_Problem description_: Starting with the first line of the records below, copy each line out verbatim, and stop after the line that contains "logo[interactable]: yoriai: [6, 5, 71, 21]".

_Task data_:
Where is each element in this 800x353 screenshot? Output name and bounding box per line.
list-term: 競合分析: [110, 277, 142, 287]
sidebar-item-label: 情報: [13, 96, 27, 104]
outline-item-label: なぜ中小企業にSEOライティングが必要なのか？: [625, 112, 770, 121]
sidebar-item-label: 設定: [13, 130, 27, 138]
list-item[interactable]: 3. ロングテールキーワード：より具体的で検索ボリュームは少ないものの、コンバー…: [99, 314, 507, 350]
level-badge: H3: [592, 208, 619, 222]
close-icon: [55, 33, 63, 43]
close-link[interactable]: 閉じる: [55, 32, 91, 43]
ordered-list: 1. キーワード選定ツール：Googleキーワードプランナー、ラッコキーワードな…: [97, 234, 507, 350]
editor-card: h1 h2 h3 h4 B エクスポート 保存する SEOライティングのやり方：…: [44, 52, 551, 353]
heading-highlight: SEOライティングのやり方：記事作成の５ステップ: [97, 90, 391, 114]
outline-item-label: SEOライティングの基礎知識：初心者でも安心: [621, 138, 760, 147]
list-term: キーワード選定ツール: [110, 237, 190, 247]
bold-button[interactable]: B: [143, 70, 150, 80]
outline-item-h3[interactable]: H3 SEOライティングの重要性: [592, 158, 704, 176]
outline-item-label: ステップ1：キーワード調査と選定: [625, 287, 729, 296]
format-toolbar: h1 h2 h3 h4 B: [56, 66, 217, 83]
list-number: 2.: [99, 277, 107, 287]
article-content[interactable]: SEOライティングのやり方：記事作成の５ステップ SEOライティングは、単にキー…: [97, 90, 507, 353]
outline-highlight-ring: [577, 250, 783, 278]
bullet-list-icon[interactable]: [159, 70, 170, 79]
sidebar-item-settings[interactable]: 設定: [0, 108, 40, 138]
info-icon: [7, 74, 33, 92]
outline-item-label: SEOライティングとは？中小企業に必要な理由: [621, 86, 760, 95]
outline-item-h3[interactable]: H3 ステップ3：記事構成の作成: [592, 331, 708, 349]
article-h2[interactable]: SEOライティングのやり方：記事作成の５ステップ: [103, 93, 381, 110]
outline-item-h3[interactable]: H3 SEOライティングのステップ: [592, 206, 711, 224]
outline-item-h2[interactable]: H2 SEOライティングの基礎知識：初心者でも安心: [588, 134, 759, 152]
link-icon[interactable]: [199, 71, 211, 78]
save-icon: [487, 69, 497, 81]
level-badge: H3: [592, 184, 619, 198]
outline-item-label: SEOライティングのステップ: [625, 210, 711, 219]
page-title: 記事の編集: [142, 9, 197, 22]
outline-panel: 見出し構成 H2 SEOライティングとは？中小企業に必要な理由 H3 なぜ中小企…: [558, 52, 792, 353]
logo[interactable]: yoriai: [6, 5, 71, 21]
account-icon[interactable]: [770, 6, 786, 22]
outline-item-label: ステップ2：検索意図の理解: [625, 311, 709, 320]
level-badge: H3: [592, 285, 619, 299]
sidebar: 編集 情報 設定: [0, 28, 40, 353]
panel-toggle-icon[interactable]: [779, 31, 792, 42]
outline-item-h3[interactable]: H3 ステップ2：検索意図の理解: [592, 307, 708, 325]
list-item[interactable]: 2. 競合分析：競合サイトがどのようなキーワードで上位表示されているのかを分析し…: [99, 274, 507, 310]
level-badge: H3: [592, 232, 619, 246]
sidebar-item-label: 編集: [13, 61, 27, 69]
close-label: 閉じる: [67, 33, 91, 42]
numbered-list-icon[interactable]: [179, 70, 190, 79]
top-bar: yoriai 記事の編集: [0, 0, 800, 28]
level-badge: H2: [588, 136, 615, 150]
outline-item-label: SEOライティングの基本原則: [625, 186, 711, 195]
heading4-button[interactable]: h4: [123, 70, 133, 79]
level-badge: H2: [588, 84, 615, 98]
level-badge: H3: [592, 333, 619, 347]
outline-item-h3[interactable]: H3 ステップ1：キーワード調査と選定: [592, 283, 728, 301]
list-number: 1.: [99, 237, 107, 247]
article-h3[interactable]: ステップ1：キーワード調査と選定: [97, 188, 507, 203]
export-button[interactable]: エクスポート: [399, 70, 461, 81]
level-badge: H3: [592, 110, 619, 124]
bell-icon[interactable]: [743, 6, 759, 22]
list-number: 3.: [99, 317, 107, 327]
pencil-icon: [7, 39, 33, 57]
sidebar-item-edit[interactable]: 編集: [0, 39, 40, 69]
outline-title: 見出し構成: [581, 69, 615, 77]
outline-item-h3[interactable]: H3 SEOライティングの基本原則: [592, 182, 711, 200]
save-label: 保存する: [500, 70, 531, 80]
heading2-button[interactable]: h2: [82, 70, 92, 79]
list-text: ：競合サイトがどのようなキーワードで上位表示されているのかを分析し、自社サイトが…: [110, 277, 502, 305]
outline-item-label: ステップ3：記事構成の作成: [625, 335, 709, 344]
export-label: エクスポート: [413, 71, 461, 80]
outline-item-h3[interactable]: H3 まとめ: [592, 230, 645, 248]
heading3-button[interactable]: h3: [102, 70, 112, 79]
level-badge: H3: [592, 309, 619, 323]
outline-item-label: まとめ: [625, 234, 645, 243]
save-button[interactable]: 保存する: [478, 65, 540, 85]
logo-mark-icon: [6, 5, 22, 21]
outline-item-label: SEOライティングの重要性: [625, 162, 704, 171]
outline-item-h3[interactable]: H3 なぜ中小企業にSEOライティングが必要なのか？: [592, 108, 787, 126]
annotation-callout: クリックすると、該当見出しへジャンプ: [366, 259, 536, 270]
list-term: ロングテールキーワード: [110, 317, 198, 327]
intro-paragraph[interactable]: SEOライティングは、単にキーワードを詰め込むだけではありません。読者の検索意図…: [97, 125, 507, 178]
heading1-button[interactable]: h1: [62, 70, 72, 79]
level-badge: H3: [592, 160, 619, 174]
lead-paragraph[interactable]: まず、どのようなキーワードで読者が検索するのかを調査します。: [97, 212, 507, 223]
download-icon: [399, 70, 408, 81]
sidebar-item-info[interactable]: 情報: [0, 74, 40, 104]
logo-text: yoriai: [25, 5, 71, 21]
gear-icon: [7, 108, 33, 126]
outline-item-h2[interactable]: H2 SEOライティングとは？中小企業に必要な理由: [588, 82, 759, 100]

_Answer to the exercise_:
Where is each element in this 800x353 screenshot? Output name and bounding box per line.
list-term: 競合分析: [110, 277, 142, 287]
sidebar-item-label: 情報: [13, 96, 27, 104]
outline-item-label: なぜ中小企業にSEOライティングが必要なのか？: [625, 112, 770, 121]
sidebar-item-label: 設定: [13, 130, 27, 138]
list-item[interactable]: 3. ロングテールキーワード：より具体的で検索ボリュームは少ないものの、コンバー…: [99, 314, 507, 350]
level-badge: H3: [592, 208, 619, 222]
close-icon: [55, 33, 63, 43]
close-link[interactable]: 閉じる: [55, 32, 91, 43]
ordered-list: 1. キーワード選定ツール：Googleキーワードプランナー、ラッコキーワードな…: [97, 234, 507, 350]
editor-card: h1 h2 h3 h4 B エクスポート 保存する SEOライティングのやり方：…: [44, 52, 551, 353]
heading-highlight: SEOライティングのやり方：記事作成の５ステップ: [97, 90, 391, 114]
outline-item-label: SEOライティングの基礎知識：初心者でも安心: [621, 138, 760, 147]
list-term: キーワード選定ツール: [110, 237, 190, 247]
bold-button[interactable]: B: [143, 70, 150, 80]
outline-item-h3[interactable]: H3 SEOライティングの重要性: [592, 158, 704, 176]
outline-item-label: ステップ1：キーワード調査と選定: [625, 287, 729, 296]
format-toolbar: h1 h2 h3 h4 B: [56, 66, 217, 83]
list-number: 2.: [99, 277, 107, 287]
article-content[interactable]: SEOライティングのやり方：記事作成の５ステップ SEOライティングは、単にキー…: [97, 90, 507, 353]
outline-highlight-ring: [577, 250, 783, 278]
bullet-list-icon[interactable]: [159, 70, 170, 79]
sidebar-item-settings[interactable]: 設定: [0, 108, 40, 138]
info-icon: [7, 74, 33, 92]
outline-item-label: SEOライティングとは？中小企業に必要な理由: [621, 86, 760, 95]
outline-item-h3[interactable]: H3 ステップ3：記事構成の作成: [592, 331, 708, 349]
article-h2[interactable]: SEOライティングのやり方：記事作成の５ステップ: [103, 93, 381, 110]
outline-item-h3[interactable]: H3 SEOライティングのステップ: [592, 206, 711, 224]
outline-item-h2[interactable]: H2 SEOライティングの基礎知識：初心者でも安心: [588, 134, 759, 152]
link-icon[interactable]: [199, 71, 211, 78]
save-icon: [487, 69, 497, 81]
level-badge: H3: [592, 184, 619, 198]
outline-item-label: SEOライティングのステップ: [625, 210, 711, 219]
page-title: 記事の編集: [142, 9, 197, 22]
outline-panel: 見出し構成 H2 SEOライティングとは？中小企業に必要な理由 H3 なぜ中小企…: [558, 52, 792, 353]
logo[interactable]: yoriai: [6, 5, 71, 21]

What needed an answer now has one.